**Requirements**: Exactly as they appear, output all of the records. Skip any images.

**Material for this exercise**:
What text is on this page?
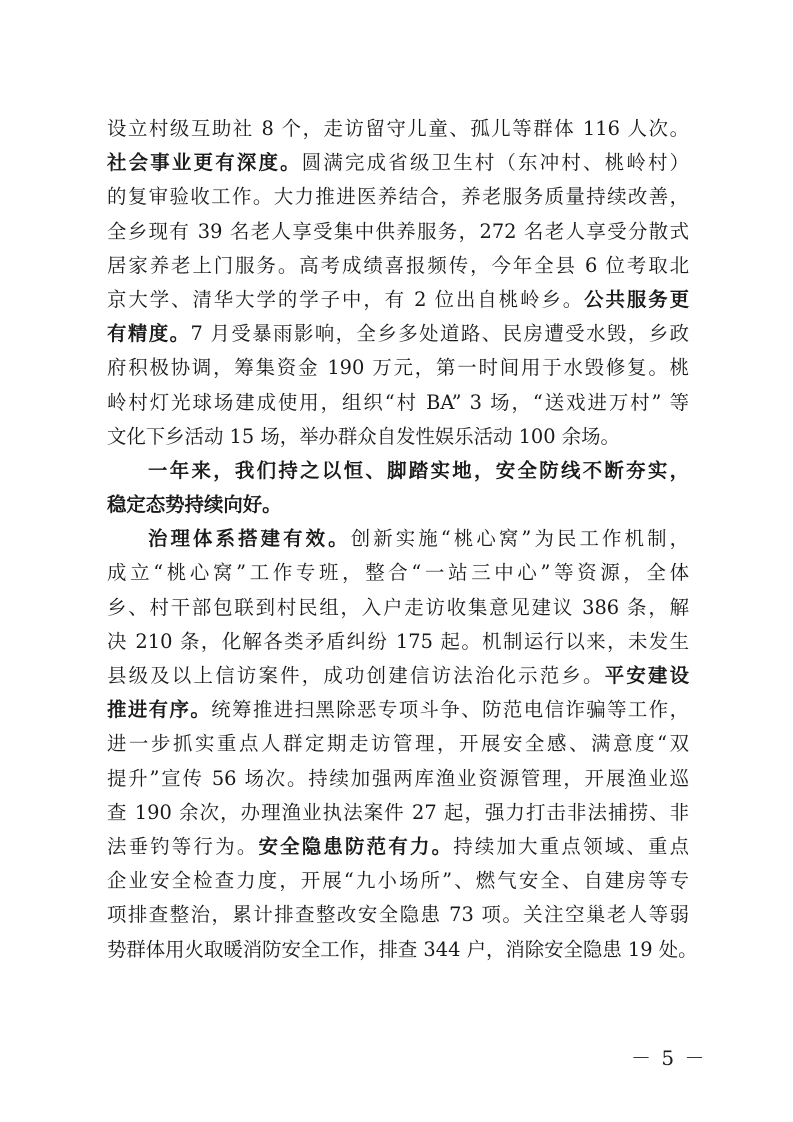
设立村级互助社 8 个，走访留守儿童、孤儿等群体 116 人次。
社会事业更有深度。圆满完成省级卫生村（东冲村、桃岭村）
的复审验收工作。大力推进医养结合，养老服务质量持续改善，
全乡现有 39 名老人享受集中供养服务，272 名老人享受分散式
居家养老上门服务。高考成绩喜报频传，今年全县 6 位考取北
京大学、清华大学的学子中，有 2 位出自桃岭乡。公共服务更
有精度。7 月受暴雨影响，全乡多处道路、民房遭受水毁，乡政
府积极协调，筹集资金 190 万元，第一时间用于水毁修复。桃
岭村灯光球场建成使用，组织“村 BA” 3 场，“送戏进万村” 等
文化下乡活动 15 场，举办群众自发性娱乐活动 100 余场。
一年来，我们持之以恒、脚踏实地，安全防线不断夯实，
稳定态势持续向好。
治理体系搭建有效。创新实施“桃心窝”为民工作机制，
成立“桃心窝”工作专班，整合“一站三中心”等资源，全体
乡、村干部包联到村民组，入户走访收集意见建议 386 条，解
决 210 条，化解各类矛盾纠纷 175 起。机制运行以来，未发生
县级及以上信访案件，成功创建信访法治化示范乡。平安建设
推进有序。统筹推进扫黑除恶专项斗争、防范电信诈骗等工作，
进一步抓实重点人群定期走访管理，开展安全感、满意度“双
提升”宣传 56 场次。持续加强两库渔业资源管理，开展渔业巡
查 190 余次，办理渔业执法案件 27 起，强力打击非法捕捞、非
法垂钓等行为。安全隐患防范有力。持续加大重点领域、重点
企业安全检查力度，开展“九小场所”、燃气安全、自建房等专
项排查整治，累计排查整改安全隐患 73 项。关注空巢老人等弱
势群体用火取暖消防安全工作，排查 344 户，消除安全隐患 19 处。
－ 5 －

**Full response**:
What text is on this page?
设立村级互助社 8 个，走访留守儿童、孤儿等群体 116 人次。
社会事业更有深度。圆满完成省级卫生村（东冲村、桃岭村）
的复审验收工作。大力推进医养结合，养老服务质量持续改善，
全乡现有 39 名老人享受集中供养服务，272 名老人享受分散式
居家养老上门服务。高考成绩喜报频传，今年全县 6 位考取北
京大学、清华大学的学子中，有 2 位出自桃岭乡。公共服务更
有精度。7 月受暴雨影响，全乡多处道路、民房遭受水毁，乡政
府积极协调，筹集资金 190 万元，第一时间用于水毁修复。桃
岭村灯光球场建成使用，组织“村 BA” 3 场，“送戏进万村” 等
文化下乡活动 15 场，举办群众自发性娱乐活动 100 余场。
一年来，我们持之以恒、脚踏实地，安全防线不断夯实，
稳定态势持续向好。
治理体系搭建有效。创新实施“桃心窝”为民工作机制，
成立“桃心窝”工作专班，整合“一站三中心”等资源，全体
乡、村干部包联到村民组，入户走访收集意见建议 386 条，解
决 210 条，化解各类矛盾纠纷 175 起。机制运行以来，未发生
县级及以上信访案件，成功创建信访法治化示范乡。平安建设
推进有序。统筹推进扫黑除恶专项斗争、防范电信诈骗等工作，
进一步抓实重点人群定期走访管理，开展安全感、满意度“双
提升”宣传 56 场次。持续加强两库渔业资源管理，开展渔业巡
查 190 余次，办理渔业执法案件 27 起，强力打击非法捕捞、非
法垂钓等行为。安全隐患防范有力。持续加大重点领域、重点
企业安全检查力度，开展“九小场所”、燃气安全、自建房等专
项排查整治，累计排查整改安全隐患 73 项。关注空巢老人等弱
势群体用火取暖消防安全工作，排查 344 户，消除安全隐患 19 处。
－ 5 －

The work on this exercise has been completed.